• **Direction**: Write out the complete material exactly as it stands.

## BEGIN Supplied material

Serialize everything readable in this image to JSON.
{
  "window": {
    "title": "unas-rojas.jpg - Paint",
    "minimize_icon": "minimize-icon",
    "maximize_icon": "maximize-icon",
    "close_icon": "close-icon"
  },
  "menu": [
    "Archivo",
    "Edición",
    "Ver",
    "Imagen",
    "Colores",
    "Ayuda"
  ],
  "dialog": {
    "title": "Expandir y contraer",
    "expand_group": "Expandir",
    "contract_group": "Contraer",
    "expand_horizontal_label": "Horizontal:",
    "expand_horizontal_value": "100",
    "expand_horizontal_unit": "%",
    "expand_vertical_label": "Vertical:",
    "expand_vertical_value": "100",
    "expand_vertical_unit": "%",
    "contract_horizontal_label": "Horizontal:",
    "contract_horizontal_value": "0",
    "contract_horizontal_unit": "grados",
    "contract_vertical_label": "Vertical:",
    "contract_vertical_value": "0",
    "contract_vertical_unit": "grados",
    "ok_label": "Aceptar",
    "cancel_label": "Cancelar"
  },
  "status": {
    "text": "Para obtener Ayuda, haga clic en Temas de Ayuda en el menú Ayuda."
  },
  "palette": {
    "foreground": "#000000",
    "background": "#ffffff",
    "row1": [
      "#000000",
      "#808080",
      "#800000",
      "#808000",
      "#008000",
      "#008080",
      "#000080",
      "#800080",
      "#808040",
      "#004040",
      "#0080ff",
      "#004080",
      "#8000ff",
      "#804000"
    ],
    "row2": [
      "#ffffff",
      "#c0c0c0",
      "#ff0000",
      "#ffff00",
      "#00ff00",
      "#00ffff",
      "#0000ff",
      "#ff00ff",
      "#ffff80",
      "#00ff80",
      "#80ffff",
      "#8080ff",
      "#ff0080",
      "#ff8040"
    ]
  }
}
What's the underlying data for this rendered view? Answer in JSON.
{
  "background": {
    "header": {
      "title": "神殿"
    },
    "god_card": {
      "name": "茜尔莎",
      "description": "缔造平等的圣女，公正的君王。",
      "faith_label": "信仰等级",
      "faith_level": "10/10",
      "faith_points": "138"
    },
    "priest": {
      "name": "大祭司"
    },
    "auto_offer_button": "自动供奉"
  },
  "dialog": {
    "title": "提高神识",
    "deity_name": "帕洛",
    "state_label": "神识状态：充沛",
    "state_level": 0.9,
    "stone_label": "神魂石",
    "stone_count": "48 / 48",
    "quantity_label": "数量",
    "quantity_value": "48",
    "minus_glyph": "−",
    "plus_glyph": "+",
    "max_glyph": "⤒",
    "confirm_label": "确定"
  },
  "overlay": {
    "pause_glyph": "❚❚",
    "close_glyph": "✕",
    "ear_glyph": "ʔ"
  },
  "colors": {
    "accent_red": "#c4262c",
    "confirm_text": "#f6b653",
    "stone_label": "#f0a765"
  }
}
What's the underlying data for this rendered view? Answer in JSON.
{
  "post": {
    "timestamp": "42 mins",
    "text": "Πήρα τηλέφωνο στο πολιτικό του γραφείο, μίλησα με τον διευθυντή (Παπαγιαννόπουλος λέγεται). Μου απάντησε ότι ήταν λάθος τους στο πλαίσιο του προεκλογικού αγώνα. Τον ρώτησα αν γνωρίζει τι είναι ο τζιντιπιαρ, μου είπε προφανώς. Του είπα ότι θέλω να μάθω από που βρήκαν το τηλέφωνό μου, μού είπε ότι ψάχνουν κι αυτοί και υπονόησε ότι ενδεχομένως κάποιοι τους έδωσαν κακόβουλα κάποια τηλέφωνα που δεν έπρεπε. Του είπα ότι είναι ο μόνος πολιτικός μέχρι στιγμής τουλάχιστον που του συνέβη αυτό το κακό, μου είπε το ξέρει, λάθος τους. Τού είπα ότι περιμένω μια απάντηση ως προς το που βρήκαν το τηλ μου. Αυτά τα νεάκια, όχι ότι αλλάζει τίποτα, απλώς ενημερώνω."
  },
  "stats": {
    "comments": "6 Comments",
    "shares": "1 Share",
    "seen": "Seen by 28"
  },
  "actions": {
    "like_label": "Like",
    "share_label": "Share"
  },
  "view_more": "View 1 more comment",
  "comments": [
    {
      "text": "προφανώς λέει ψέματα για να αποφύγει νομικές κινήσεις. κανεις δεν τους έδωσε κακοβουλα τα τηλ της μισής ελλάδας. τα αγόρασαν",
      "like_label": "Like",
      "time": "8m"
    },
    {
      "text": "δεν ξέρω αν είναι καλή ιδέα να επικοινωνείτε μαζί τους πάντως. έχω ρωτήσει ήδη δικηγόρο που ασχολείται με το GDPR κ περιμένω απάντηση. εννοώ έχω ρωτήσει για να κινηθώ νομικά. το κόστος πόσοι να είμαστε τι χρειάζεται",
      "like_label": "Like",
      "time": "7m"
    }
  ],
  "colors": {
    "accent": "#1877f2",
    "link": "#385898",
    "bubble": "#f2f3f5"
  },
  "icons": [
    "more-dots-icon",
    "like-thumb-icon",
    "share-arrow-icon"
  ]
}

## END Supplied material

• **Written response**:
Serialize everything readable in this image to JSON.
{
  "window": {
    "title": "unas-rojas.jpg - Paint",
    "minimize_icon": "minimize-icon",
    "maximize_icon": "maximize-icon",
    "close_icon": "close-icon"
  },
  "menu": [
    "Archivo",
    "Edición",
    "Ver",
    "Imagen",
    "Colores",
    "Ayuda"
  ],
  "dialog": {
    "title": "Expandir y contraer",
    "expand_group": "Expandir",
    "contract_group": "Contraer",
    "expand_horizontal_label": "Horizontal:",
    "expand_horizontal_value": "100",
    "expand_horizontal_unit": "%",
    "expand_vertical_label": "Vertical:",
    "expand_vertical_value": "100",
    "expand_vertical_unit": "%",
    "contract_horizontal_label": "Horizontal:",
    "contract_horizontal_value": "0",
    "contract_horizontal_unit": "grados",
    "contract_vertical_label": "Vertical:",
    "contract_vertical_value": "0",
    "contract_vertical_unit": "grados",
    "ok_label": "Aceptar",
    "cancel_label": "Cancelar"
  },
  "status": {
    "text": "Para obtener Ayuda, haga clic en Temas de Ayuda en el menú Ayuda."
  },
  "palette": {
    "foreground": "#000000",
    "background": "#ffffff",
    "row1": [
      "#000000",
      "#808080",
      "#800000",
      "#808000",
      "#008000",
      "#008080",
      "#000080",
      "#800080",
      "#808040",
      "#004040",
      "#0080ff",
      "#004080",
      "#8000ff",
      "#804000"
    ],
    "row2": [
      "#ffffff",
      "#c0c0c0",
      "#ff0000",
      "#ffff00",
      "#00ff00",
      "#00ffff",
      "#0000ff",
      "#ff00ff",
      "#ffff80",
      "#00ff80",
      "#80ffff",
      "#8080ff",
      "#ff0080",
      "#ff8040"
    ]
  }
}
What's the underlying data for this rendered view? Answer in JSON.
{
  "background": {
    "header": {
      "title": "神殿"
    },
    "god_card": {
      "name": "茜尔莎",
      "description": "缔造平等的圣女，公正的君王。",
      "faith_label": "信仰等级",
      "faith_level": "10/10",
      "faith_points": "138"
    },
    "priest": {
      "name": "大祭司"
    },
    "auto_offer_button": "自动供奉"
  },
  "dialog": {
    "title": "提高神识",
    "deity_name": "帕洛",
    "state_label": "神识状态：充沛",
    "state_level": 0.9,
    "stone_label": "神魂石",
    "stone_count": "48 / 48",
    "quantity_label": "数量",
    "quantity_value": "48",
    "minus_glyph": "−",
    "plus_glyph": "+",
    "max_glyph": "⤒",
    "confirm_label": "确定"
  },
  "overlay": {
    "pause_glyph": "❚❚",
    "close_glyph": "✕",
    "ear_glyph": "ʔ"
  },
  "colors": {
    "accent_red": "#c4262c",
    "confirm_text": "#f6b653",
    "stone_label": "#f0a765"
  }
}
What's the underlying data for this rendered view? Answer in JSON.
{
  "post": {
    "timestamp": "42 mins",
    "text": "Πήρα τηλέφωνο στο πολιτικό του γραφείο, μίλησα με τον διευθυντή (Παπαγιαννόπουλος λέγεται). Μου απάντησε ότι ήταν λάθος τους στο πλαίσιο του προεκλογικού αγώνα. Τον ρώτησα αν γνωρίζει τι είναι ο τζιντιπιαρ, μου είπε προφανώς. Του είπα ότι θέλω να μάθω από που βρήκαν το τηλέφωνό μου, μού είπε ότι ψάχνουν κι αυτοί και υπονόησε ότι ενδεχομένως κάποιοι τους έδωσαν κακόβουλα κάποια τηλέφωνα που δεν έπρεπε. Του είπα ότι είναι ο μόνος πολιτικός μέχρι στιγμής τουλάχιστον που του συνέβη αυτό το κακό, μου είπε το ξέρει, λάθος τους. Τού είπα ότι περιμένω μια απάντηση ως προς το που βρήκαν το τηλ μου. Αυτά τα νεάκια, όχι ότι αλλάζει τίποτα, απλώς ενημερώνω."
  },
  "stats": {
    "comments": "6 Comments",
    "shares": "1 Share",
    "seen": "Seen by 28"
  },
  "actions": {
    "like_label": "Like",
    "share_label": "Share"
  },
  "view_more": "View 1 more comment",
  "comments": [
    {
      "text": "προφανώς λέει ψέματα για να αποφύγει νομικές κινήσεις. κανεις δεν τους έδωσε κακοβουλα τα τηλ της μισής ελλάδας. τα αγόρασαν",
      "like_label": "Like",
      "time": "8m"
    },
    {
      "text": "δεν ξέρω αν είναι καλή ιδέα να επικοινωνείτε μαζί τους πάντως. έχω ρωτήσει ήδη δικηγόρο που ασχολείται με το GDPR κ περιμένω απάντηση. εννοώ έχω ρωτήσει για να κινηθώ νομικά. το κόστος πόσοι να είμαστε τι χρειάζεται",
      "like_label": "Like",
      "time": "7m"
    }
  ],
  "colors": {
    "accent": "#1877f2",
    "link": "#385898",
    "bubble": "#f2f3f5"
  },
  "icons": [
    "more-dots-icon",
    "like-thumb-icon",
    "share-arrow-icon"
  ]
}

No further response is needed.